# [PAGE EXTRACT]
.....

Canadian ice hockey player

Tyler Redenbach (born September 25, 1984) is a Canadian former ice hockey centre. He was selected 77th overall by the Phoenix Coyotes in the 2003 NHL entry draft.

==Career==
Prior to playing in Europe, Redenbach had played 155 regular-season games in the American Hockey League for the Providence Bruins, San Antonio Rampage, and Grand Rapids Griffins.

Following the 2010–11 SM-liiga season, Redenbach signed a two-year contract with the Swiss EHC Olten. However his contract was terminated early and he signed with Helsingin IFK a day later in January 2012.

.....

# [EXTRACTED ENTRIES]

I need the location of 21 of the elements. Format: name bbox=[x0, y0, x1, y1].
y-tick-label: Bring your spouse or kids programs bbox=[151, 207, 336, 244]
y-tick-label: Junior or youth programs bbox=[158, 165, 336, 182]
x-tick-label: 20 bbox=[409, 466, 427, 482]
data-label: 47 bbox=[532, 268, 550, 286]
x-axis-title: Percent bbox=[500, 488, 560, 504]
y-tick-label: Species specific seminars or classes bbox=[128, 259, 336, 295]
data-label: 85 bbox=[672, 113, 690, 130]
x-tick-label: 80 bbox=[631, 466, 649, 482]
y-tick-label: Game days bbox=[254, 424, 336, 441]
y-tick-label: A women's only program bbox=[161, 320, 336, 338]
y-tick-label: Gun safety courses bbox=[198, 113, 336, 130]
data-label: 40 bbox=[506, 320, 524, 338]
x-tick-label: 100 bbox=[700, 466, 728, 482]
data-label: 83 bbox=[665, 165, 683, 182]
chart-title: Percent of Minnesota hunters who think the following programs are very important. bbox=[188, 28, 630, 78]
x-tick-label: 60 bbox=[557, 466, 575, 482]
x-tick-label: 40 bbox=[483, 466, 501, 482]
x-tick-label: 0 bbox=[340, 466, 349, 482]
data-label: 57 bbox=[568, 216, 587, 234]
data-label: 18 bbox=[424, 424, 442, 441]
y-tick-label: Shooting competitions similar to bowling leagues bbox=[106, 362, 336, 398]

.....

# [WHAT YOU WILL DO]
[a] Translate this sentence from the Tyler Redenbach biography into French: "He was selected 77th overall by the Phoenix Coyotes in the 2003 NHL entry draft."
[b] Answer these questions from the Tyler Redenbach biography:
(i) On what date was he born?
(ii) How many regular-season games did he play in the American Hockey League?
(iii) With which club did he sign after his contract with EHC Olten was terminated?

# [RESPONSES FOR EACH TASK]
[a] Il a été sélectionné au 77e rang au total par les Coyotes de Phoenix lors du repêchage d'entrée dans la LNH de 2003.

[b]
(i) September 25, 1984
(ii) 155
(iii) Helsingin IFK